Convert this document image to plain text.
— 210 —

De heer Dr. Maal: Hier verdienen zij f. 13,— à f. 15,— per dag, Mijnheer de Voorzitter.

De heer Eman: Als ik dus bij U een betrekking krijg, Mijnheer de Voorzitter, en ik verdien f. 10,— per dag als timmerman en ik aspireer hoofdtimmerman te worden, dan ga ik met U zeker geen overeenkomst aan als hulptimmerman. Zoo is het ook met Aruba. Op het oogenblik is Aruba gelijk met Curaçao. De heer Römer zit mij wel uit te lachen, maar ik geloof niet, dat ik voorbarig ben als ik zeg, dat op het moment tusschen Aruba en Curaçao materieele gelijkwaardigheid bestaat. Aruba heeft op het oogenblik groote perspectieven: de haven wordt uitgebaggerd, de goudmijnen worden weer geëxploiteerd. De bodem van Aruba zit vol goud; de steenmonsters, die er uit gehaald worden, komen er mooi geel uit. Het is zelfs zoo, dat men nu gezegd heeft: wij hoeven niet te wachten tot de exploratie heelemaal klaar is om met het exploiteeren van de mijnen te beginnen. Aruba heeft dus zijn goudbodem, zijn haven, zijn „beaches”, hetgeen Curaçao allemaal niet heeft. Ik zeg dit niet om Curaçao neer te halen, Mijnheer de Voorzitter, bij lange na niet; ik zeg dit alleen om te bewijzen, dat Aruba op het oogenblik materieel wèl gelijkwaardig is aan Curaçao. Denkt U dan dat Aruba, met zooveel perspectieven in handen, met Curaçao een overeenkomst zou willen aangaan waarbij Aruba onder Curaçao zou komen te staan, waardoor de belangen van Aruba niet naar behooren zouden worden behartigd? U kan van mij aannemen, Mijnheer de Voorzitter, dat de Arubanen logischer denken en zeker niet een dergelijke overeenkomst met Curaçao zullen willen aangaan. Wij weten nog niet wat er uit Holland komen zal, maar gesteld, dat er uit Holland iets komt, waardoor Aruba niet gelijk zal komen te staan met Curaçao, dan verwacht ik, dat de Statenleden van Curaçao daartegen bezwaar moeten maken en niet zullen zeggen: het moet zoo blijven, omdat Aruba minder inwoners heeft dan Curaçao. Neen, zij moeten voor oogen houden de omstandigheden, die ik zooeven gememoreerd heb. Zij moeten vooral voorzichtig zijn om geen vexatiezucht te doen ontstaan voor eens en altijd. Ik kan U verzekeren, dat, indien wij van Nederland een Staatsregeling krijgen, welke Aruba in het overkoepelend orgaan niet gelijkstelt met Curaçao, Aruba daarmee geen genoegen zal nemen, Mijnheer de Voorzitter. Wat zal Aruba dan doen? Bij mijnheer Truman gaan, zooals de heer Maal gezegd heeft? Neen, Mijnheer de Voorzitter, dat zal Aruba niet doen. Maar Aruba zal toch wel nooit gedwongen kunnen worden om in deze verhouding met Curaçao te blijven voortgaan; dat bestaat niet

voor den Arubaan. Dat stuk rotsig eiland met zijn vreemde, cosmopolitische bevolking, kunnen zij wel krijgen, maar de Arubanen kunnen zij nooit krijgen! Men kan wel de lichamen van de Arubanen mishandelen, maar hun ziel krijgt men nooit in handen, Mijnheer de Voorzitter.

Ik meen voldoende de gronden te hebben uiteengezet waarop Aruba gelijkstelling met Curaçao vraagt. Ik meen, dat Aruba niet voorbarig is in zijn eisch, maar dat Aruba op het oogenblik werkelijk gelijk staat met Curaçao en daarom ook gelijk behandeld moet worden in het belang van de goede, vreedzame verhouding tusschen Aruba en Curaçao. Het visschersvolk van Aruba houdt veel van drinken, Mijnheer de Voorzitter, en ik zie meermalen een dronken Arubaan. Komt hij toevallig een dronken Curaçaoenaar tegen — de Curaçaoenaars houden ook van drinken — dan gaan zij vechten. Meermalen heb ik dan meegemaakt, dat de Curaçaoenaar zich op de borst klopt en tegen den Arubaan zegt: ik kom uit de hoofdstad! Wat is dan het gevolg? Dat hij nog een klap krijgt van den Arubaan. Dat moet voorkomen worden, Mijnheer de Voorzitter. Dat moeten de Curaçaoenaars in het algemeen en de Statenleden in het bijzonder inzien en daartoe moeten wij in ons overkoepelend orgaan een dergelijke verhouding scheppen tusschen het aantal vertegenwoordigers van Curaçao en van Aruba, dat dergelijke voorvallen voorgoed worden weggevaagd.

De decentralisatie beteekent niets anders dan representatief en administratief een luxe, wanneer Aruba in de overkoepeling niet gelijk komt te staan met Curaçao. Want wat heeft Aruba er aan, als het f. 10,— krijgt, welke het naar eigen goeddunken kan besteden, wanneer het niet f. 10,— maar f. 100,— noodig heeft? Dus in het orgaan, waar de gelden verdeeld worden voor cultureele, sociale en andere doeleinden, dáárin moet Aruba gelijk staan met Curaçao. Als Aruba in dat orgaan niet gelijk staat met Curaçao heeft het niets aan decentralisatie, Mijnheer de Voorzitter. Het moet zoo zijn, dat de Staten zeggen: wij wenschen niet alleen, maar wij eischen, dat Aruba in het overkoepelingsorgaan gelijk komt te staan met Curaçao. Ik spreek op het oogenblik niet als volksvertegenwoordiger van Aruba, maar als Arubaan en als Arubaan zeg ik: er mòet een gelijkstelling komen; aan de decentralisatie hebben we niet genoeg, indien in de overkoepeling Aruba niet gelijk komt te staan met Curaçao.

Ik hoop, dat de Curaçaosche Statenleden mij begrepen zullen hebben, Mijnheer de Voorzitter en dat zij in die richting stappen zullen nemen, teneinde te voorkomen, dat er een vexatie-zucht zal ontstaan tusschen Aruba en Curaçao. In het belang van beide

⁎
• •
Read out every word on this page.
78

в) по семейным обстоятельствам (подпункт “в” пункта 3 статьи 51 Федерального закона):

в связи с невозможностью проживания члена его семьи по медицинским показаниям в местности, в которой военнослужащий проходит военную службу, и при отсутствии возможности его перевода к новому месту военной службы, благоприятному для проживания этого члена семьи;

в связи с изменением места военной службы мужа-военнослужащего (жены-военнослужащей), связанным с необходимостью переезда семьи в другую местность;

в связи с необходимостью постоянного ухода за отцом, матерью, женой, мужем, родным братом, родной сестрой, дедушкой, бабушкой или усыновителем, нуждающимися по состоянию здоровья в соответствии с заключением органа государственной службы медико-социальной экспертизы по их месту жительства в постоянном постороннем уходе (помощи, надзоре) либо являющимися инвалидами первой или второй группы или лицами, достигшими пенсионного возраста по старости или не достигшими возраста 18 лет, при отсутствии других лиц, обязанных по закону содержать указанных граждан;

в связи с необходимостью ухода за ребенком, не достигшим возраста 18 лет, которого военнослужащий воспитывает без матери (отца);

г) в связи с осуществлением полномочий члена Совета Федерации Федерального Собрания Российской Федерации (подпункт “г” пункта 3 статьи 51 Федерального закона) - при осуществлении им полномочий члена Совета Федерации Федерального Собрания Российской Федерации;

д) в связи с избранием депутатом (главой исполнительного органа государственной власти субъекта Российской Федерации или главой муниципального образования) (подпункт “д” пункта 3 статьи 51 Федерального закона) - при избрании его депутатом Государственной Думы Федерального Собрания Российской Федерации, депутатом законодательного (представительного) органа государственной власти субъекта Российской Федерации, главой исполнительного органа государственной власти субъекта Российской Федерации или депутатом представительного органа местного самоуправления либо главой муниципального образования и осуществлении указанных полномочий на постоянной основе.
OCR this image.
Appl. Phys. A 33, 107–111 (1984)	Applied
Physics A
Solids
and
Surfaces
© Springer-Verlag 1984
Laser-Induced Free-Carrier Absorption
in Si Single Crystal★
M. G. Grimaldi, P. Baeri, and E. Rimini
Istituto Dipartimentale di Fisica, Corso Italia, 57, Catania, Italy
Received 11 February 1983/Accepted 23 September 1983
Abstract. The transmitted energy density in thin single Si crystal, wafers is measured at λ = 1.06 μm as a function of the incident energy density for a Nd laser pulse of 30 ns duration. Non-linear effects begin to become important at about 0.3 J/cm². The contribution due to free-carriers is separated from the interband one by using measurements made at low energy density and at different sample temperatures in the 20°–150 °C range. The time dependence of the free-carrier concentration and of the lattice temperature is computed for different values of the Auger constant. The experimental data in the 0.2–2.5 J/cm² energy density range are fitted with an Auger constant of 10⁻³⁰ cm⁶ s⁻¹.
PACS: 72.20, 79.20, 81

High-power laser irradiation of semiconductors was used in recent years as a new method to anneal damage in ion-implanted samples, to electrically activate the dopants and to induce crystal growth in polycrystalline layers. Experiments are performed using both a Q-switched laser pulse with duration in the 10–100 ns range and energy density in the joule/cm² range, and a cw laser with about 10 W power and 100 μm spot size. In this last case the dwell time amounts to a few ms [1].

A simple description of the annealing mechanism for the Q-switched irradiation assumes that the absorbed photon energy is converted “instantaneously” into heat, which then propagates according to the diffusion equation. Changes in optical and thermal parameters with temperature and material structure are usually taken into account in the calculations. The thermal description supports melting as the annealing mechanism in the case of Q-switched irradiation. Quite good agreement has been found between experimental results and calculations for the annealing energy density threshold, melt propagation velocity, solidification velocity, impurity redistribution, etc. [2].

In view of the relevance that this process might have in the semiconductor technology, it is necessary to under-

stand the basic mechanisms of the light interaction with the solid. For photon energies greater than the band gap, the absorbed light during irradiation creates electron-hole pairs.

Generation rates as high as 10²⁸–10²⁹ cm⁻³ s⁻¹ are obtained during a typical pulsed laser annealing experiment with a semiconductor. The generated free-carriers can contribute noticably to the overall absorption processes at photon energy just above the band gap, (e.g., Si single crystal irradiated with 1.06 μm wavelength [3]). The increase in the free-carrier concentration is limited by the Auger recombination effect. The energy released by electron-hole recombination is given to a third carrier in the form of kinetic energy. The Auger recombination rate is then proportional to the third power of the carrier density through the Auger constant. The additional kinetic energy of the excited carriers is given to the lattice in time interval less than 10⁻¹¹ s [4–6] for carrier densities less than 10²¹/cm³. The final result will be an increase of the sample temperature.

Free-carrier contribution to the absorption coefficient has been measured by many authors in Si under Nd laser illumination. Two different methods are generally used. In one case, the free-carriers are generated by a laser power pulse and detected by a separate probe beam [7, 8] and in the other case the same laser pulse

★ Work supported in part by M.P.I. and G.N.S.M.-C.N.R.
-----
## STATED EXERCISE
Copy all lines from the listing that contain "ухода".

## SOLUTION
в связи с необходимостью постоянного ухода за отцом, матерью, женой, мужем, родным братом, родной сестрой, дедушкой, бабушкой или усыновителем, нуждающимися по состоянию здоровья в соответствии с заключением органа государственной службы медико-социальной экспертизы по их месту жительства в постоянном постороннем уходе (помощи, надзоре) либо являющимися инвалидами первой или второй группы или лицами, достигшими пенсионного возраста по старости или не достигшими возраста 18 лет, при отсутствии других лиц, обязанных по закону содержать указанных граждан;
в связи с необходимостью ухода за ребенком, не достигшим возраста 18 лет, которого военнослужащий воспитывает без матери (отца);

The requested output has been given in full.